* **Trecho do texto**:
● ● ● ● ●
A ira dos deuses não é a única metáfora que acompanha as pandemias e quetais. Há outros paralelos: os períodos pandêmicos e epidêmicos dizem quem somos. A peste, uma das obras-primas de Albert Camus, se nutre de uma proliferação infernal de ratos – pondo a reboque toda a população – para falar da sensação de uma Europa invadida por nazistas. Dica: no delicioso filme Minhas tardes com Margueritte, a personagem que inspira o filme (Gisèle Casadesus), uma “senhora na idade” do tipo que causa urticárias em governantes neoliberais, lê A peste para um sujeito limítrofe interpretado por Gérard Depardieu. É lendo – ou, no caso, escutando – que esse leitor tardio descobre a ironia, motor de toda leitura, como ensinou o polêmico crítico Harold Bloom. Torna-se pessoa – eis a mensagem.
● ● ● ● ●
* **Informações registradas**:

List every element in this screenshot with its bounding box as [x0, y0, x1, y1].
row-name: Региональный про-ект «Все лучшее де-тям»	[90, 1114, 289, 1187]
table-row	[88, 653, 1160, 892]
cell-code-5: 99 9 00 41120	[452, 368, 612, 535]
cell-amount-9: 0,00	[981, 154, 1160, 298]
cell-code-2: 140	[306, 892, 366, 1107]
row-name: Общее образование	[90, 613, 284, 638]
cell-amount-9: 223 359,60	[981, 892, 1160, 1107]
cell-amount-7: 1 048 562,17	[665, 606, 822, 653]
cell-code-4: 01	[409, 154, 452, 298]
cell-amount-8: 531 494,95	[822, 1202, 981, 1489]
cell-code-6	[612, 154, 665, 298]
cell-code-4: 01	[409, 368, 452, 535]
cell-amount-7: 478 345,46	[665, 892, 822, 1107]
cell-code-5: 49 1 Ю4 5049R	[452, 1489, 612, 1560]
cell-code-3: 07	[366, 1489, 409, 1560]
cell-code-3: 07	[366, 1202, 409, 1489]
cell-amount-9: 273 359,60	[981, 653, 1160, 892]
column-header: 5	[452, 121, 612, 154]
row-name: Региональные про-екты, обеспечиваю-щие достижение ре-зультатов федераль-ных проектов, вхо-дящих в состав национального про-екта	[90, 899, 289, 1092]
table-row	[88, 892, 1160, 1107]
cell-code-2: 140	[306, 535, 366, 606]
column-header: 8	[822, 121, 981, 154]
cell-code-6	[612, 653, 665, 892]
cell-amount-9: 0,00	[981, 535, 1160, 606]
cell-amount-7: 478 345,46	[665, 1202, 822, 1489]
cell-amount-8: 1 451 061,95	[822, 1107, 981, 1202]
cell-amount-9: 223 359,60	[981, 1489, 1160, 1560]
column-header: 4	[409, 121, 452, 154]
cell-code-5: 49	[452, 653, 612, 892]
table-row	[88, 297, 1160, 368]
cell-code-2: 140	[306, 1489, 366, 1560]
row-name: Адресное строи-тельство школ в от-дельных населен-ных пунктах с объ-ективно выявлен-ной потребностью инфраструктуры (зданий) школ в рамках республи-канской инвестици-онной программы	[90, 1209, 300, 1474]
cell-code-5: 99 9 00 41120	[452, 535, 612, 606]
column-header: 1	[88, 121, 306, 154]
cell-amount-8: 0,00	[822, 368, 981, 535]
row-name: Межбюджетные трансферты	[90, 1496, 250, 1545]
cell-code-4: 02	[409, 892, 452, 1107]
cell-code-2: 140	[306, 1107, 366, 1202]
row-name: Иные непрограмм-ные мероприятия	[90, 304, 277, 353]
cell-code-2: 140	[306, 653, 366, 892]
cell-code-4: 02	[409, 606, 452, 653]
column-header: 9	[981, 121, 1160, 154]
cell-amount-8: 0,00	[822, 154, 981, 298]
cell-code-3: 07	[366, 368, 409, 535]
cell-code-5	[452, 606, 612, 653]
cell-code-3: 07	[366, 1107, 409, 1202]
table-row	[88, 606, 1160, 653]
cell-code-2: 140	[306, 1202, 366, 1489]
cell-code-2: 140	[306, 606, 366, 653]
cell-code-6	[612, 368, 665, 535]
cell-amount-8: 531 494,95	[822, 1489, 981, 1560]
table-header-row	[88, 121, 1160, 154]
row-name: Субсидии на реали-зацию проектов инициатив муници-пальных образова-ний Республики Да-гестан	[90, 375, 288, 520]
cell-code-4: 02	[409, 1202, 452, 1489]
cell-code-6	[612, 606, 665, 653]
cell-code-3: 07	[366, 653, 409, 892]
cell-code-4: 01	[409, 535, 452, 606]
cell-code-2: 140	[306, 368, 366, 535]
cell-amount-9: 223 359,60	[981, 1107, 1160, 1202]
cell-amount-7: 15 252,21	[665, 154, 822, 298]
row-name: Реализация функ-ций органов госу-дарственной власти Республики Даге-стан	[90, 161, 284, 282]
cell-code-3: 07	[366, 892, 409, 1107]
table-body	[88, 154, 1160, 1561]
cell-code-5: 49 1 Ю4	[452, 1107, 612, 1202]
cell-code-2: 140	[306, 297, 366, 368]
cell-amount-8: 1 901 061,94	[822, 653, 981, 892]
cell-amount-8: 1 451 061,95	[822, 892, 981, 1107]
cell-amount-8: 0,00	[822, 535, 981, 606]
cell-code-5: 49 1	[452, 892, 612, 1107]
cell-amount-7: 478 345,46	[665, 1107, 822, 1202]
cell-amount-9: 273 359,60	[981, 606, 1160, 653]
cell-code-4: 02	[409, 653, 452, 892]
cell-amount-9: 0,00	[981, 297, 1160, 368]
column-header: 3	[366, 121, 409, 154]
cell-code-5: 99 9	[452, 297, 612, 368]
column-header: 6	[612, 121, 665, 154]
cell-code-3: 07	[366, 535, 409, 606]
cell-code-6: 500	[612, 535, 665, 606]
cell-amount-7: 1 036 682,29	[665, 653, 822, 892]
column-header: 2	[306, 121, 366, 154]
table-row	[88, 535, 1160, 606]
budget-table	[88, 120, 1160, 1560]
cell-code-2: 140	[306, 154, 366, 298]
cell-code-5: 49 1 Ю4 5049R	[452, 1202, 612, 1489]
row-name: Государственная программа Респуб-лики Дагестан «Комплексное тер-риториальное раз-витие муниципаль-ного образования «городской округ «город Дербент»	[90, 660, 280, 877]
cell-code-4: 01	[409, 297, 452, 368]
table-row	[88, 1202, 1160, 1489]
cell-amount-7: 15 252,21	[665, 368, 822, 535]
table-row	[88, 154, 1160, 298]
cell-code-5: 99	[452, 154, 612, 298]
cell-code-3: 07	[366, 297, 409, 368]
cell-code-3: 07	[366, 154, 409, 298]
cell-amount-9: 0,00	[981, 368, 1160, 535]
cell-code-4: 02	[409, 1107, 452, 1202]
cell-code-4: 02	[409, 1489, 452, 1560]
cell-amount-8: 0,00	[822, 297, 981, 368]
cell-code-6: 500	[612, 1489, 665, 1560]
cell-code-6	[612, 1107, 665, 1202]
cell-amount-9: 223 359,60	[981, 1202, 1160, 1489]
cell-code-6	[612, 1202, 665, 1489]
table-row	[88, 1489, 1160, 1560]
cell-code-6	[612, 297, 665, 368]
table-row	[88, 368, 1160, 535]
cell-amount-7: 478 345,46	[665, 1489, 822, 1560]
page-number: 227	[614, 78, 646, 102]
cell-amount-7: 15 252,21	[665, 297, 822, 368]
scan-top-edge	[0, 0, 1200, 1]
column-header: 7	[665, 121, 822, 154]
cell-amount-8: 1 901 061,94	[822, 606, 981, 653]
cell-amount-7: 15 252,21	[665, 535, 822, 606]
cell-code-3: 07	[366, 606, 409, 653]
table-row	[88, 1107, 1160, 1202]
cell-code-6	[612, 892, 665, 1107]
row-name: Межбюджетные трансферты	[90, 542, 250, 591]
● ● ● ● ●
* **Perguntas a responder**:
[a] No trecho sobre as pandemias, que ator interpreta o sujeito limítrofe no filme Minhas tardes com Margueritte?
[b] Dê continuidade ao trecho sobre as pandemias a partir da última frase.

* **Lista de respostas**:
[a] Gérard Depardieu.

[b]
Tudo bem – não é preciso ser tão elevado em todas as leituras. As recreativas e desencanadas de “dizer algo” são permitidas, mas, em se tratando de tragédias de saúde pública, a realidade se impõe à literatura e pede para ser significada. As pandemias atiçam a imaginação dos ficcionistas, mas também o lado sociólogo desses criadores. É o caso de García Márquez. Em pelo menos dois títulos o Nobel colombiano explora as pestes. No superlativo Cem anos de solidão, a pequena cidade de Macondo enfrenta um alucinante surto de insônia. E, em O amor nos tempos do cólera, uma paixão que demora “51 anos, nove meses e quatro dias” para se concretizar encontra numa quarentena sua janela de oportunidades. Márquez consola todos os amantes que esperam. A passagem em que Florentino, o apaixonado resiliente, seduz Fermina Daza – ambos na casa dos 70 – é uma das mais belas descrições do amor erótico já descritas. Infelizmente, a versão para o cinema, lançada em 2007, não se salva nem com a interpretação de Javier Bardem. Prefira o livro.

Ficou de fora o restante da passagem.